**TASK TO COMPLETE**
Omit the pictures from the entries below and retype everything else exactly.

**MATERIAL**
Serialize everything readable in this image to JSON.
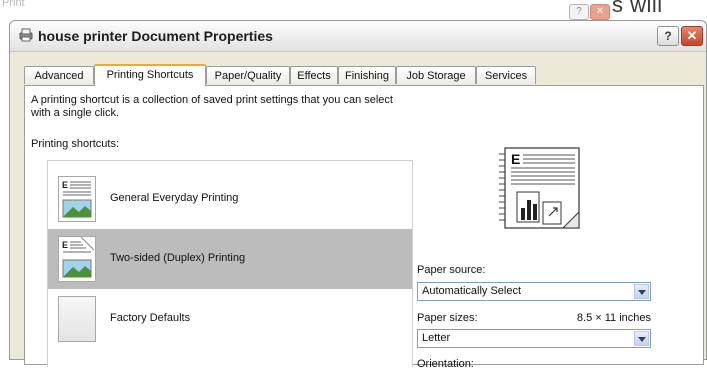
{
  "background_window": {
    "title": "Print",
    "help_glyph": "?",
    "close_glyph": "✕",
    "partial_text": "s will"
  },
  "dialog": {
    "title": "house printer Document Properties",
    "help_glyph": "?",
    "close_glyph": "✕",
    "title_icon": "printer-icon"
  },
  "tabs": [
    {
      "label": "Advanced"
    },
    {
      "label": "Printing Shortcuts"
    },
    {
      "label": "Paper/Quality"
    },
    {
      "label": "Effects"
    },
    {
      "label": "Finishing"
    },
    {
      "label": "Job Storage"
    },
    {
      "label": "Services"
    }
  ],
  "active_tab": "Printing Shortcuts",
  "content": {
    "description": "A printing shortcut is a collection of saved print settings that you can select with a single click.",
    "shortcuts_label": "Printing shortcuts:",
    "shortcuts": [
      {
        "label": "General Everyday Printing",
        "icon": "document-landscape-icon"
      },
      {
        "label": "Two-sided (Duplex) Printing",
        "icon": "duplex-document-icon",
        "selected": true
      },
      {
        "label": "Factory Defaults",
        "icon": "blank-document-icon"
      }
    ],
    "preview_icon": "page-preview-icon",
    "paper_source": {
      "label": "Paper source:",
      "value": "Automatically Select"
    },
    "paper_sizes": {
      "label": "Paper sizes:",
      "size_text": "8.5 × 11 inches",
      "value": "Letter"
    },
    "orientation": {
      "label": "Orientation:"
    }
  },
  "colors": {
    "selected_row": "#bcbcbc",
    "active_tab_accent": "#f0a830",
    "close_button": "#c5442a"
  }
}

**FULL ANSWER**
Serialize everything readable in this image to JSON.
{
  "background_window": {
    "title": "Print",
    "help_glyph": "?",
    "close_glyph": "✕",
    "partial_text": "s will"
  },
  "dialog": {
    "title": "house printer Document Properties",
    "help_glyph": "?",
    "close_glyph": "✕",
    "title_icon": "printer-icon"
  },
  "tabs": [
    {
      "label": "Advanced"
    },
    {
      "label": "Printing Shortcuts"
    },
    {
      "label": "Paper/Quality"
    },
    {
      "label": "Effects"
    },
    {
      "label": "Finishing"
    },
    {
      "label": "Job Storage"
    },
    {
      "label": "Services"
    }
  ],
  "active_tab": "Printing Shortcuts",
  "content": {
    "description": "A printing shortcut is a collection of saved print settings that you can select with a single click.",
    "shortcuts_label": "Printing shortcuts:",
    "shortcuts": [
      {
        "label": "General Everyday Printing",
        "icon": "document-landscape-icon"
      },
      {
        "label": "Two-sided (Duplex) Printing",
        "icon": "duplex-document-icon",
        "selected": true
      },
      {
        "label": "Factory Defaults",
        "icon": "blank-document-icon"
      }
    ],
    "preview_icon": "page-preview-icon",
    "paper_source": {
      "label": "Paper source:",
      "value": "Automatically Select"
    },
    "paper_sizes": {
      "label": "Paper sizes:",
      "size_text": "8.5 × 11 inches",
      "value": "Letter"
    },
    "orientation": {
      "label": "Orientation:"
    }
  },
  "colors": {
    "selected_row": "#bcbcbc",
    "active_tab_accent": "#f0a830",
    "close_button": "#c5442a"
  }
}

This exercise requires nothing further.